[start of Data entries]

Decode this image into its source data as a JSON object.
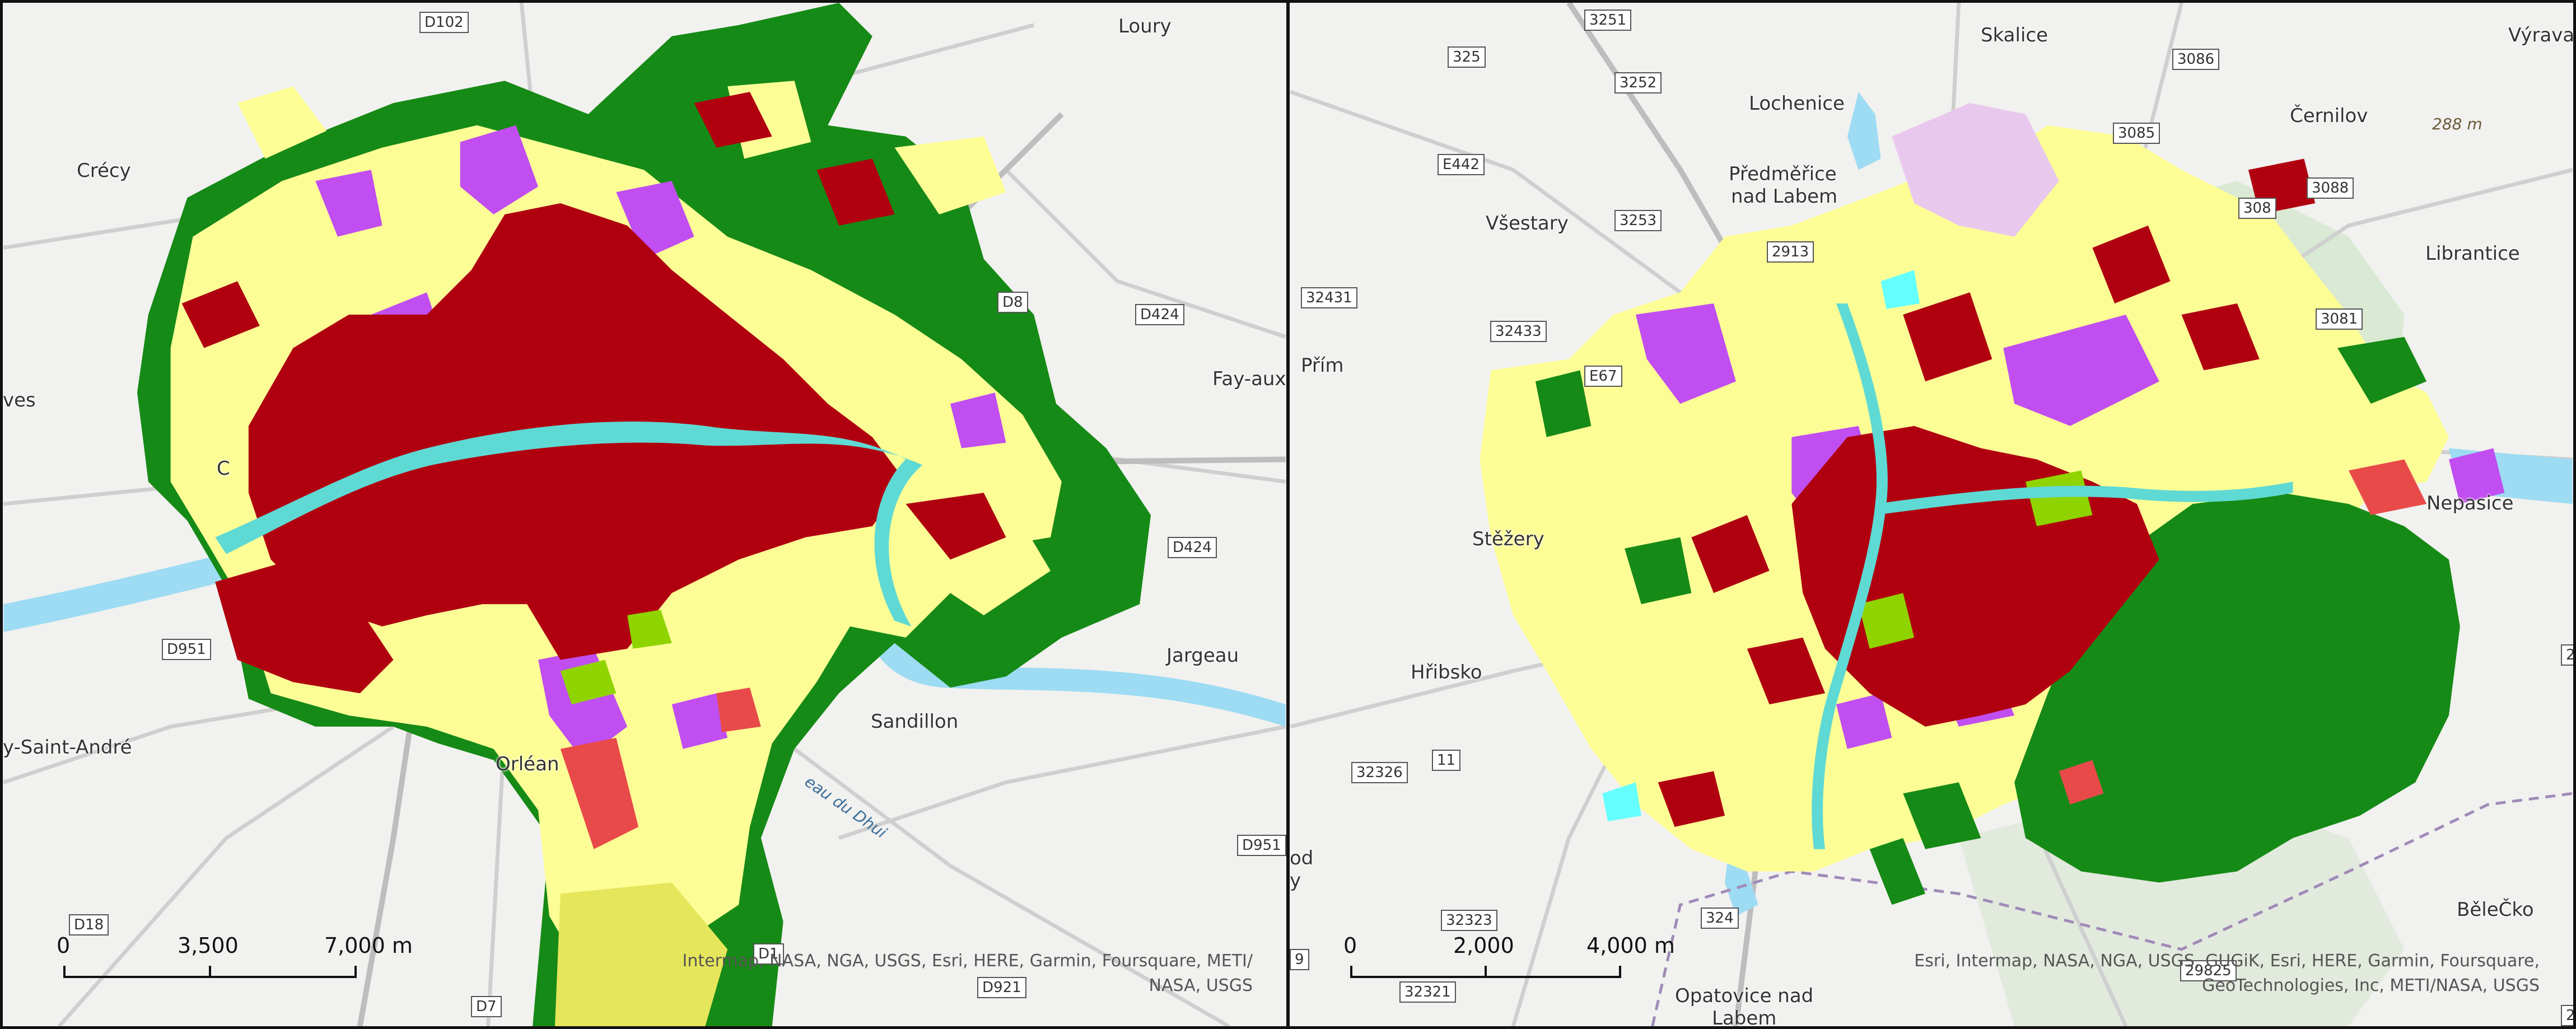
{
  "colors": {
    "basemap": "#f1f1ef",
    "road": "#cfcfcf",
    "water": "#9ddcf3",
    "river_fill": "#5fd9d4",
    "forest": "#168a16",
    "yellow_class": "#fdfd96",
    "yellow_dark_class": "#e6e65c",
    "urban_dark": "#b00010",
    "industrial": "#c04ef0",
    "light_green": "#8fd400",
    "red_light": "#e84a4a",
    "pink": "#e9c8ee",
    "cyan": "#66ffff",
    "park_green_faint": "#cfe6c7"
  },
  "left_map": {
    "places": [
      {
        "name": "Loury"
      },
      {
        "name": "Crécy"
      },
      {
        "name": "Fay-aux-"
      },
      {
        "name": "ves"
      },
      {
        "name": "Jargeau"
      },
      {
        "name": "Sandillon"
      },
      {
        "name": "y-Saint-André"
      },
      {
        "name": "Orléan"
      },
      {
        "name": "C"
      }
    ],
    "road_shields": [
      "D102",
      "D8",
      "D424",
      "D424",
      "D951",
      "D951",
      "D18",
      "D7",
      "D921",
      "D1"
    ],
    "water_label": "eau du Dhui",
    "scale": {
      "labels": [
        "0",
        "3,500",
        "7,000 m"
      ]
    },
    "attribution": [
      "Intermap, NASA, NGA, USGS, Esri, HERE, Garmin, Foursquare, METI/",
      "NASA, USGS"
    ]
  },
  "right_map": {
    "places": [
      {
        "name": "Výrava"
      },
      {
        "name": "Skalice"
      },
      {
        "name": "Lochenice"
      },
      {
        "name": "Černilov"
      },
      {
        "name": "Předměřice"
      },
      {
        "name": "nad Labem"
      },
      {
        "name": "Všestary"
      },
      {
        "name": "Librantice"
      },
      {
        "name": "Přím"
      },
      {
        "name": "Stěžery"
      },
      {
        "name": "Nepasice"
      },
      {
        "name": "Hřibsko"
      },
      {
        "name": "BěleČko"
      },
      {
        "name": "Opatovice nad"
      },
      {
        "name": "Labem"
      },
      {
        "name": "od"
      },
      {
        "name": "y"
      }
    ],
    "road_shields": [
      "3251",
      "325",
      "3252",
      "3086",
      "3085",
      "E442",
      "3253",
      "308",
      "3088",
      "3081",
      "32431",
      "32433",
      "E67",
      "2913",
      "11",
      "32326",
      "32323",
      "324",
      "29825",
      "32321",
      "9",
      "2",
      "29"
    ],
    "elevation": "288 m",
    "scale": {
      "labels": [
        "0",
        "2,000",
        "4,000 m"
      ]
    },
    "attribution": [
      "Esri, Intermap, NASA, NGA, USGS, GUGiK, Esri, HERE, Garmin, Foursquare,",
      "GeoTechnologies, Inc, METI/NASA, USGS"
    ]
  }
}
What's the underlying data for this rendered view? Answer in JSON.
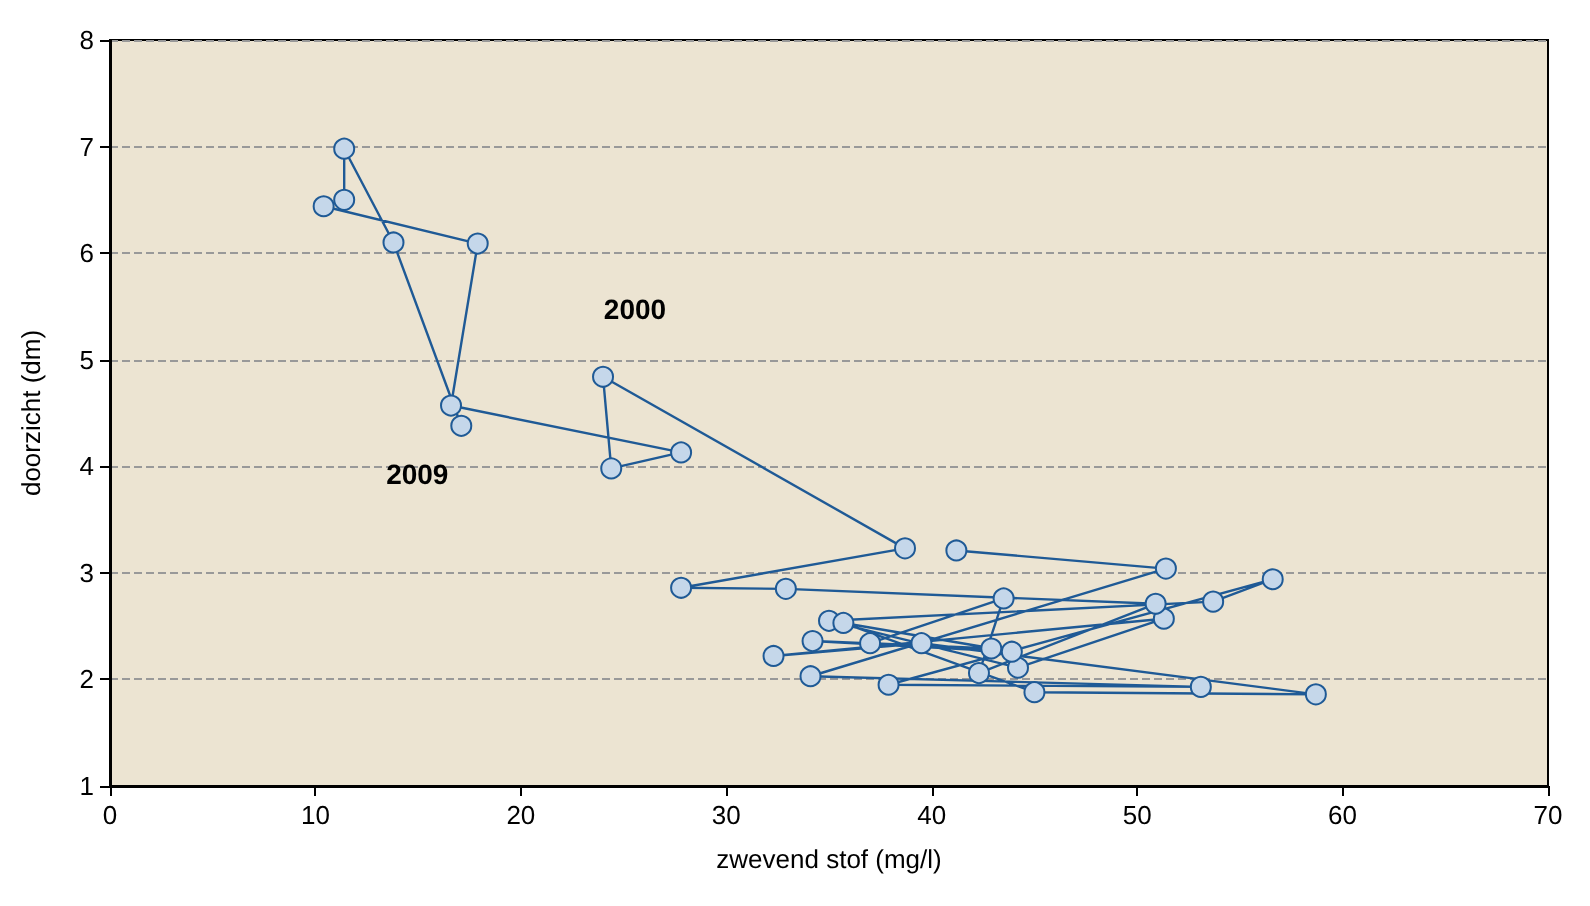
{
  "chart_data": {
    "type": "line",
    "xlabel": "zwevend stof (mg/l)",
    "ylabel": "doorzicht (dm)",
    "x": [
      41.2,
      51.4,
      34.1,
      53.1,
      37.9,
      56.6,
      53.7,
      35.0,
      44.2,
      51.3,
      32.3,
      39.5,
      58.7,
      45.0,
      35.7,
      43.9,
      34.2,
      42.9,
      37.0,
      43.5,
      42.3,
      50.9,
      32.9,
      27.8,
      38.7,
      24.0,
      24.4,
      27.8,
      16.6,
      17.9,
      10.4,
      11.4,
      11.4,
      13.8,
      17.1
    ],
    "series": [
      {
        "color": "#1f5a96",
        "values": [
          3.21,
          3.04,
          2.03,
          1.93,
          1.95,
          2.94,
          2.73,
          2.55,
          2.11,
          2.57,
          2.22,
          2.34,
          1.86,
          1.88,
          2.53,
          2.26,
          2.36,
          2.29,
          2.34,
          2.76,
          2.06,
          2.71,
          2.85,
          2.86,
          3.23,
          4.84,
          3.98,
          4.13,
          4.57,
          6.09,
          6.44,
          6.5,
          6.98,
          6.1,
          4.38
        ]
      }
    ],
    "xlim": [
      0,
      70
    ],
    "xticks": [
      0,
      10,
      20,
      30,
      40,
      50,
      60,
      70
    ],
    "ylim": [
      1,
      8
    ],
    "yticks": [
      1,
      2,
      3,
      4,
      5,
      6,
      7,
      8
    ],
    "grid": "y",
    "marker": "circle",
    "line_style": "solid",
    "annotations": [
      {
        "text": "2000",
        "x": 24.0,
        "y": 4.84
      },
      {
        "text": "2009",
        "x": 17.1,
        "y": 4.38
      }
    ]
  }
}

[end of Data entries]

[Task to carry out] Find the string "Intermap" in the records, then copy each line where it occurs.

[The answer]
      "Intermap, NASA, NGA, USGS, Esri, HERE, Garmin, Foursquare, METI/",
      "Esri, Intermap, NASA, NGA, USGS, GUGiK, Esri, HERE, Garmin, Foursquare,",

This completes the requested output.